======== Source text

# Python algorithm
## Chapter 6 Divide, Combine, and Conquer
### Tree-Shaped Problems: All About the Balance
The skyline problem: You are given a sorted sequence of triples $(L,H,R)$, where $L$ is the left $x$-coordinate of a building, $H$ is its height, and $R$ is its right $x$-coordinate. In other words, each triple represents the (rectangular) silhouette of a building, from a given vantage 
point. Your task is to construct a skyline from these individual building silhouettes.
### The Canonical D&C Algorithm
### Searching by Halves
#### Traversing Search Trees with Pruning
When we look at the root, we need to be able to prune one of the subtrees. (If we found the value we wanted in an internal node and the tree didn’t contain duplicates, we wouldn’t continue in either subtree, of course.) The one thing we need is the so-called search tree property: For a subtree rooted at $r$, all the values in the left
subtree are smaller than (or equal to) the value of $r$, while those in the right subtree are greater. In other words, the value at a subtree root bisects the subtree.

In [34]:
class Node:
    lft = None
    rgt = None
    def __init__(self,key,val) :
        self.key = key
        self.val = val
def insert(node,key,val):
    if node is None:
        return Node(key,val)
    if node.key == key:
        node.val = val
    if node.key > key:
        node.lft = insert(node.lft,key,val)
    else:
        node.rgt = insert(node.rgt,key,val)
    return node
def search(node,key):
    if node is None:
        raise KeyError
    if node.key == key:
        return node.val
    if node.key > key:
        return search(node.lft,key)
    else:
        return search(node.rgt,key)
class Tree:
    root = None
    def __setitem__(self,key,val):
        self.root = insert(self.root,key,val)
    def __getitem__(self,key):
        return search(self.root,key)
tree= Tree()

In [35]:
import random
for i in [random.randint(0,100) for j in range(20)]:
    tree[i] = i

In [38]:
tree.root.lft.lft.val

3

#### Selection
The problem is to find the $k$th largest number in an unsorted sequence, in linear time. The most important case is, perhaps, to find the median—the element that would have been in the middle position (that is, `(n+1)//2`), had the 
sequence been sorted. Interestingly, as a side effect of how the algorithm works, it will also allow us to identify which objects are smaller than the object we seek. That means we’ll be able to find the $k$ smallest (and simultaneously, the $n-k$ largest) elements with a running time of $\Theta(n)$, meaning that the value of $k$ doesn’t matter.

================
======== Extracted records

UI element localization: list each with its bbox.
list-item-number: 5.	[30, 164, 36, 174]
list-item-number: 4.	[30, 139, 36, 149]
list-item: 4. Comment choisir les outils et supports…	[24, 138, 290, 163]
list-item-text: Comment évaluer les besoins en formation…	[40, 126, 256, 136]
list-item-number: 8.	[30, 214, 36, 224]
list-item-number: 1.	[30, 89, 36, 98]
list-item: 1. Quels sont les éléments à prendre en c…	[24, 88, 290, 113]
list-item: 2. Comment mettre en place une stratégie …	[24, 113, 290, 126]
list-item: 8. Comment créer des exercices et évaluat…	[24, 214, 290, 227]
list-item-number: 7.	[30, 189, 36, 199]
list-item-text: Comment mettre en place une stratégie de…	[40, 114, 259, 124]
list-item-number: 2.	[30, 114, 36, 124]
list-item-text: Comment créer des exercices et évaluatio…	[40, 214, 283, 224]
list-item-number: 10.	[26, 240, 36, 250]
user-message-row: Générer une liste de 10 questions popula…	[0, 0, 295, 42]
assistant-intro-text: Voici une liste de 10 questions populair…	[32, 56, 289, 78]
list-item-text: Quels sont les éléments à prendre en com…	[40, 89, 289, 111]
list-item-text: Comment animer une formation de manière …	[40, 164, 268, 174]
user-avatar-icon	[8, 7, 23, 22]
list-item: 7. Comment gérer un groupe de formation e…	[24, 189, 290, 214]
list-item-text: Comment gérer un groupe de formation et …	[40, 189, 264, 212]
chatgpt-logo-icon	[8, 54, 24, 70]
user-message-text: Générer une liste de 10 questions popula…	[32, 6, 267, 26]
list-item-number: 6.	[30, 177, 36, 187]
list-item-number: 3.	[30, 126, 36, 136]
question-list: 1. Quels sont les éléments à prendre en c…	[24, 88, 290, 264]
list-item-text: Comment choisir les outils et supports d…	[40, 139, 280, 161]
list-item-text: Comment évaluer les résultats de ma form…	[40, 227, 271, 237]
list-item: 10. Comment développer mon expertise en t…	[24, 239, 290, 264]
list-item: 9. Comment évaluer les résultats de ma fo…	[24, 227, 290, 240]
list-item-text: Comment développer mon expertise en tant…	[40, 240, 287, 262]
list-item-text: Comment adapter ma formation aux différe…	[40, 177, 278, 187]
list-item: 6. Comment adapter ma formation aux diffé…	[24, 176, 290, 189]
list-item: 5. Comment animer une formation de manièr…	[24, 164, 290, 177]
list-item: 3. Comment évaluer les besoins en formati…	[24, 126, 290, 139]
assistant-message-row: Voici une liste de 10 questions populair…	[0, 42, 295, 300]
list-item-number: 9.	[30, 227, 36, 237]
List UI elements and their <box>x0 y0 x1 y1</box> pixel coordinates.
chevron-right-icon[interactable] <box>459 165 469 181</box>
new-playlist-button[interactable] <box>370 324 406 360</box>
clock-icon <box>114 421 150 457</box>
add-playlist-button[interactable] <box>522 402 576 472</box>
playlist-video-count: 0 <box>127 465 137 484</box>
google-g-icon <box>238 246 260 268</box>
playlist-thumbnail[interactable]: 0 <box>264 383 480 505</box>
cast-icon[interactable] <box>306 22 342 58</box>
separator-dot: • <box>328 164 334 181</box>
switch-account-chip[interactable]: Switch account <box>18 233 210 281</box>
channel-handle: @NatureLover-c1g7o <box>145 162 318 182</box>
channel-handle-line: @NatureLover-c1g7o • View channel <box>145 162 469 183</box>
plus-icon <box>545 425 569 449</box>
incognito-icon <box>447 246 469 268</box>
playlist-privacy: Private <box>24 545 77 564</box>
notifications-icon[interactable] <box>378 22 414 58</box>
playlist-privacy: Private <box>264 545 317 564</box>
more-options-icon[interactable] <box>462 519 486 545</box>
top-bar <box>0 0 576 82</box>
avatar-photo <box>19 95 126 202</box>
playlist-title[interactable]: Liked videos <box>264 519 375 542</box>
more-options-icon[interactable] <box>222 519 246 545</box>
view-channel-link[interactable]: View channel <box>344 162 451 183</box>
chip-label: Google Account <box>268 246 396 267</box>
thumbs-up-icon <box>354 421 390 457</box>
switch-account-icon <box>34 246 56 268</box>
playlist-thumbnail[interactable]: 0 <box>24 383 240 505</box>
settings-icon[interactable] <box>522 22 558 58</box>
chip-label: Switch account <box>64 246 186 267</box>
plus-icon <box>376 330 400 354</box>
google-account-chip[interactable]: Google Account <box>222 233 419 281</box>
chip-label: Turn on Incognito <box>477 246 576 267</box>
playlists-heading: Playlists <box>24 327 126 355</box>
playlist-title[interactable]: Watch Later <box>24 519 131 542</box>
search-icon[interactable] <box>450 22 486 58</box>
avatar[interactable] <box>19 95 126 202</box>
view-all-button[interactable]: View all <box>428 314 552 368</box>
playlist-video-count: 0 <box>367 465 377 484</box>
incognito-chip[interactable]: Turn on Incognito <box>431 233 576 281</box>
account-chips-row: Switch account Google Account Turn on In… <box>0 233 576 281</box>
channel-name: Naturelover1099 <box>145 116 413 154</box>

================

→ **Exercise requirements**
[1] Please list every method defined inside a class body in the divide-and-conquer chapter's code.
[2] Extend the divide-and-conquer chapter past its final sentence, going on with the selection problem.

→ **Results of the exercise**
[1]
- `__init__` (in `Node`)
- `__setitem__` (in `Tree`)
- `__getitem__` (in `Tree`)

[2]
Keep the $k$ smallest objects found so far either at the beginning of the sequence or in a separate sequence. If you kept track of which one of them was largest, checking each large object in the main sequence would be fast 
. If you needed to add an object, though, and you already had $k$, you’d have to remove one. You’d remove the largest, of course, but then you’d have to find out which one was now largest. You could keep them 
sorted, but the running time would be $\Theta(nk)$ anyway.   
One step up from this would be to use a heap, essentially transforming our “partial insertion sort” into a “partial heap sort,” making sure that there are never more than $k$ elements in the heap. This would give you a running time of $\Theta(n \lg k)$, and for a reasonably small $k$, this is almost identical to $\Theta(n)$, and it lets you iterate over the main sequence without jumping around in memory, so in practice it might be the solution of choice.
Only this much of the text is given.